(Stored records)

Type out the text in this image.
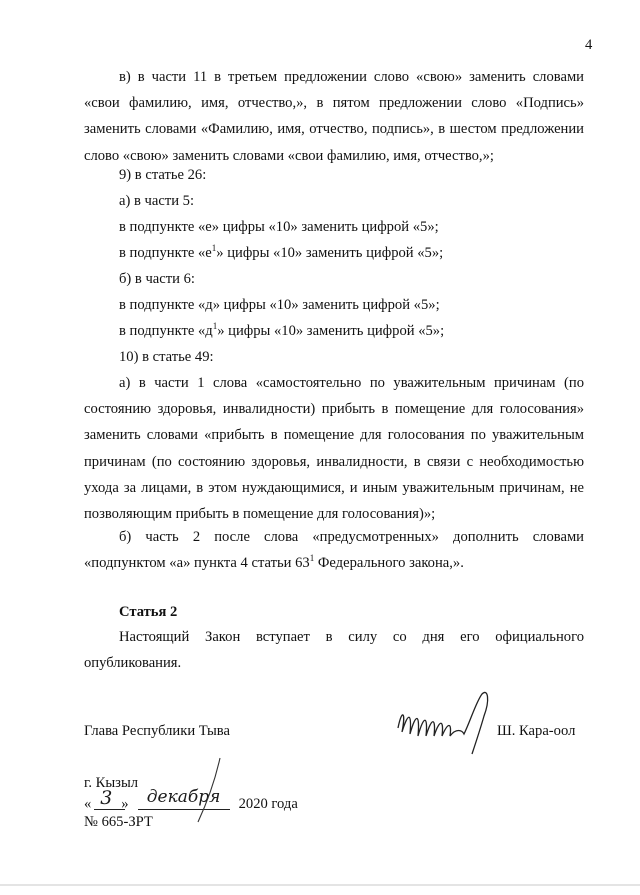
4

в) в части 11 в третьем предложении слово «свою» заменить словами «свои фамилию, имя, отчество,», в пятом предложении слово «Подпись» заменить словами «Фамилию, имя, отчество, подпись», в шестом предложении слово «свою» заменить словами «свои фамилию, имя, отчество,»;

9) в статье 26:
а) в части 5:
в подпункте «е» цифры «10» заменить цифрой «5»;
в подпункте «$е^1$» цифры «10» заменить цифрой «5»;
б) в части 6:
в подпункте «д» цифры «10» заменить цифрой «5»;
в подпункте «$д^1$» цифры «10» заменить цифрой «5»;
10) в статье 49:

а) в части 1 слова «самостоятельно по уважительным причинам (по состоянию здоровья, инвалидности) прибыть в помещение для голосования» заменить словами «прибыть в помещение для голосования по уважительным причинам (по состоянию здоровья, инвалидности, в связи с необходимостью ухода за лицами, в этом нуждающимися, и иным уважительным причинам, не позволяющим прибыть в помещение для голосования)»;

б) часть 2 после слова «предусмотренных» дополнить словами «подпунктом «а» пункта 4 статьи $63^1$ Федерального закона,».

Статья 2

Настоящий Закон вступает в силу со дня его официального опубликования.

Глава Республики Тыва	Ш. Кара-оол
г. Кызыл
« 3 » декабря 2020 года
№ 665-ЗРТ
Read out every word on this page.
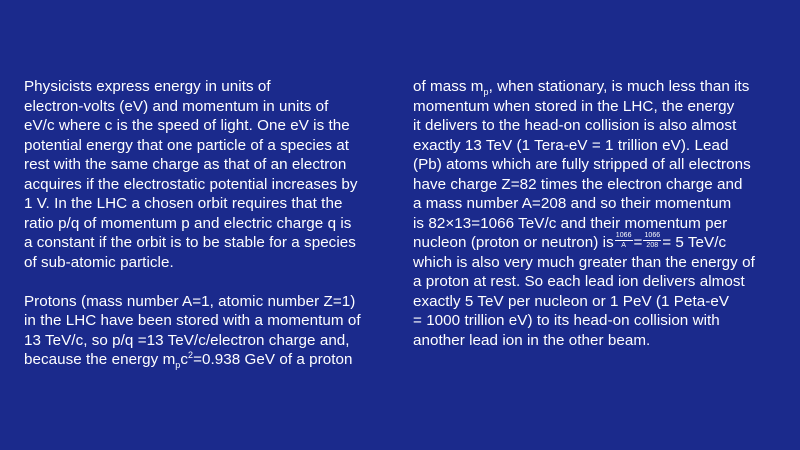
Physicists express energy in units of
electron-volts (eV) and momentum in units of
eV/c where c is the speed of light. One eV is the
potential energy that one particle of a species at
rest with the same charge as that of an electron
acquires if the electrostatic potential increases by
1 V. In the LHC a chosen orbit requires that the
ratio p/q of momentum p and electric charge q is
a constant if the orbit is to be stable for a species
of sub-atomic particle.
Protons (mass number A=1, atomic number Z=1)
in the LHC have been stored with a momentum of
13 TeV/c, so p/q =13 TeV/c/electron charge and,
because the energy $m_pc^2=0.938$ GeV of a proton
of mass $m_p$, when stationary, is much less than its
momentum when stored in the LHC, the energy
it delivers to the head-on collision is also almost
exactly 13 TeV (1 Tera-eV = 1 trillion eV). Lead
(Pb) atoms which are fully stripped of all electrons
have charge Z=82 times the electron charge and
a mass number A=208 and so their momentum
is 82×13=1066 TeV/c and their momentum per
nucleon (proton or neutron) is $\frac{1066}{A} = \frac{1066}{208} = 5$ TeV/c
which is also very much greater than the energy of
a proton at rest. So each lead ion delivers almost
exactly 5 TeV per nucleon or 1 PeV (1 Peta-eV
= 1000 trillion eV) to its head-on collision with
another lead ion in the other beam.
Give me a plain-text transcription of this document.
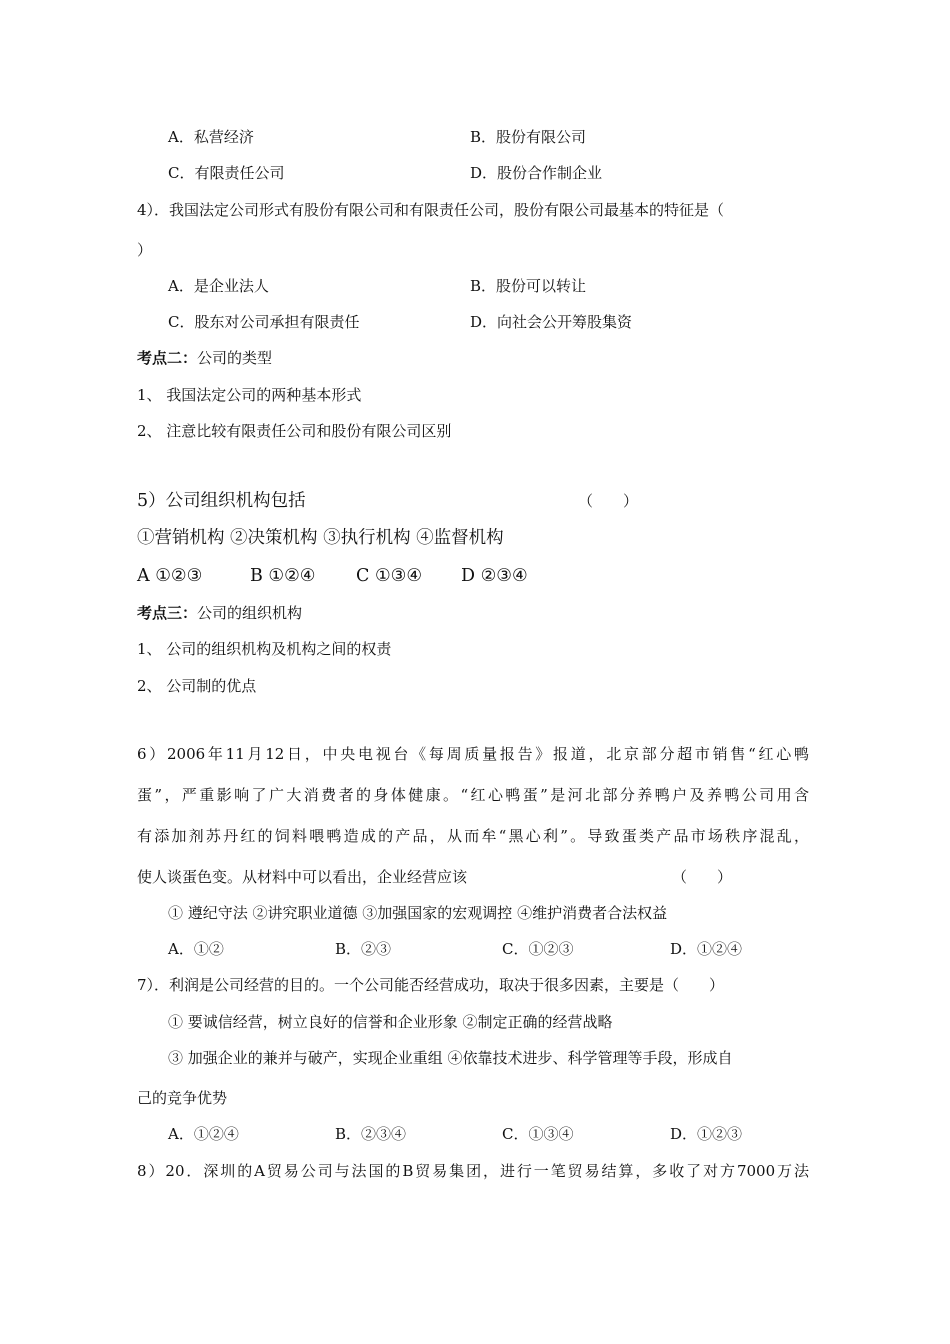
A．私营经济	B．股份有限公司
C．有限责任公司	D．股份合作制企业
4）．我国法定公司形式有股份有限公司和有限责任公司，股份有限公司最基本的特征是（
）
A．是企业法人	B．股份可以转让
C．股东对公司承担有限责任	D．向社会公开筹股集资
考点二：公司的类型
1、 我国法定公司的两种基本形式
2、 注意比较有限责任公司和股份有限公司区别
5）公司组织机构包括	（　　）
①营销机构 ②决策机构 ③执行机构 ④监督机构
A ①②③	B ①②④ C ①③④ D ②③④
考点三：公司的组织机构
1、 公司的组织机构及机构之间的权责
2、 公司制的优点
6）2006年11月12日，中央电视台《每周质量报告》报道，北京部分超市销售“红心鸭
蛋”，严重影响了广大消费者的身体健康。“红心鸭蛋”是河北部分养鸭户及养鸭公司用含
有添加剂苏丹红的饲料喂鸭造成的产品，从而牟“黑心利”。导致蛋类产品市场秩序混乱，
使人谈蛋色变。从材料中可以看出，企业经营应该	（　　）
① 遵纪守法 ②讲究职业道德 ③加强国家的宏观调控 ④维护消费者合法权益
A．①②	B．②③	C．①②③	D．①②④
7）．利润是公司经营的目的。一个公司能否经营成功，取决于很多因素，主要是（　　）
① 要诚信经营，树立良好的信誉和企业形象 ②制定正确的经营战略
③ 加强企业的兼并与破产，实现企业重组 ④依靠技术进步、科学管理等手段，形成自
己的竞争优势
A．①②④	B．②③④	C．①③④	D．①②③
8）20．深圳的A贸易公司与法国的B贸易集团，进行一笔贸易结算，多收了对方7000万法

### [Task]
Leave out the pictures and transcribe the entries above exactly.

### [Correct result]
Type out the text in this image.
4

в) в части 11 в третьем предложении слово «свою» заменить словами «свои фамилию, имя, отчество,», в пятом предложении слово «Подпись» заменить словами «Фамилию, имя, отчество, подпись», в шестом предложении слово «свою» заменить словами «свои фамилию, имя, отчество,»;

9) в статье 26:
а) в части 5:
в подпункте «е» цифры «10» заменить цифрой «5»;
в подпункте «$е^1$» цифры «10» заменить цифрой «5»;
б) в части 6:
в подпункте «д» цифры «10» заменить цифрой «5»;
в подпункте «$д^1$» цифры «10» заменить цифрой «5»;
10) в статье 49:

а) в части 1 слова «самостоятельно по уважительным причинам (по состоянию здоровья, инвалидности) прибыть в помещение для голосования» заменить словами «прибыть в помещение для голосования по уважительным причинам (по состоянию здоровья, инвалидности, в связи с необходимостью ухода за лицами, в этом нуждающимися, и иным уважительным причинам, не позволяющим прибыть в помещение для голосования)»;

б) часть 2 после слова «предусмотренных» дополнить словами «подпунктом «а» пункта 4 статьи $63^1$ Федерального закона,».

Статья 2

Настоящий Закон вступает в силу со дня его официального опубликования.

Глава Республики Тыва	Ш. Кара-оол
г. Кызыл
« 3 » декабря 2020 года
№ 665-ЗРТ
Read out every word on this page.
Physicists express energy in units of
electron-volts (eV) and momentum in units of
eV/c where c is the speed of light. One eV is the
potential energy that one particle of a species at
rest with the same charge as that of an electron
acquires if the electrostatic potential increases by
1 V. In the LHC a chosen orbit requires that the
ratio p/q of momentum p and electric charge q is
a constant if the orbit is to be stable for a species
of sub-atomic particle.
Protons (mass number A=1, atomic number Z=1)
in the LHC have been stored with a momentum of
13 TeV/c, so p/q =13 TeV/c/electron charge and,
because the energy $m_pc^2=0.938$ GeV of a proton
of mass $m_p$, when stationary, is much less than its
momentum when stored in the LHC, the energy
it delivers to the head-on collision is also almost
exactly 13 TeV (1 Tera-eV = 1 trillion eV). Lead
(Pb) atoms which are fully stripped of all electrons
have charge Z=82 times the electron charge and
a mass number A=208 and so their momentum
is 82×13=1066 TeV/c and their momentum per
nucleon (proton or neutron) is $\frac{1066}{A} = \frac{1066}{208} = 5$ TeV/c
which is also very much greater than the energy of
a proton at rest. So each lead ion delivers almost
exactly 5 TeV per nucleon or 1 PeV (1 Peta-eV
= 1000 trillion eV) to its head-on collision with
another lead ion in the other beam.
Give me a plain-text transcription of this document.
A．私营经济	B．股份有限公司
C．有限责任公司	D．股份合作制企业
4）．我国法定公司形式有股份有限公司和有限责任公司，股份有限公司最基本的特征是（
）
A．是企业法人	B．股份可以转让
C．股东对公司承担有限责任	D．向社会公开筹股集资
考点二：公司的类型
1、 我国法定公司的两种基本形式
2、 注意比较有限责任公司和股份有限公司区别
5）公司组织机构包括	（　　）
①营销机构 ②决策机构 ③执行机构 ④监督机构
A ①②③	B ①②④ C ①③④ D ②③④
考点三：公司的组织机构
1、 公司的组织机构及机构之间的权责
2、 公司制的优点
6）2006年11月12日，中央电视台《每周质量报告》报道，北京部分超市销售“红心鸭
蛋”，严重影响了广大消费者的身体健康。“红心鸭蛋”是河北部分养鸭户及养鸭公司用含
有添加剂苏丹红的饲料喂鸭造成的产品，从而牟“黑心利”。导致蛋类产品市场秩序混乱，
使人谈蛋色变。从材料中可以看出，企业经营应该	（　　）
① 遵纪守法 ②讲究职业道德 ③加强国家的宏观调控 ④维护消费者合法权益
A．①②	B．②③	C．①②③	D．①②④
7）．利润是公司经营的目的。一个公司能否经营成功，取决于很多因素，主要是（　　）
① 要诚信经营，树立良好的信誉和企业形象 ②制定正确的经营战略
③ 加强企业的兼并与破产，实现企业重组 ④依靠技术进步、科学管理等手段，形成自
己的竞争优势
A．①②④	B．②③④	C．①③④	D．①②③
8）20．深圳的A贸易公司与法国的B贸易集团，进行一笔贸易结算，多收了对方7000万法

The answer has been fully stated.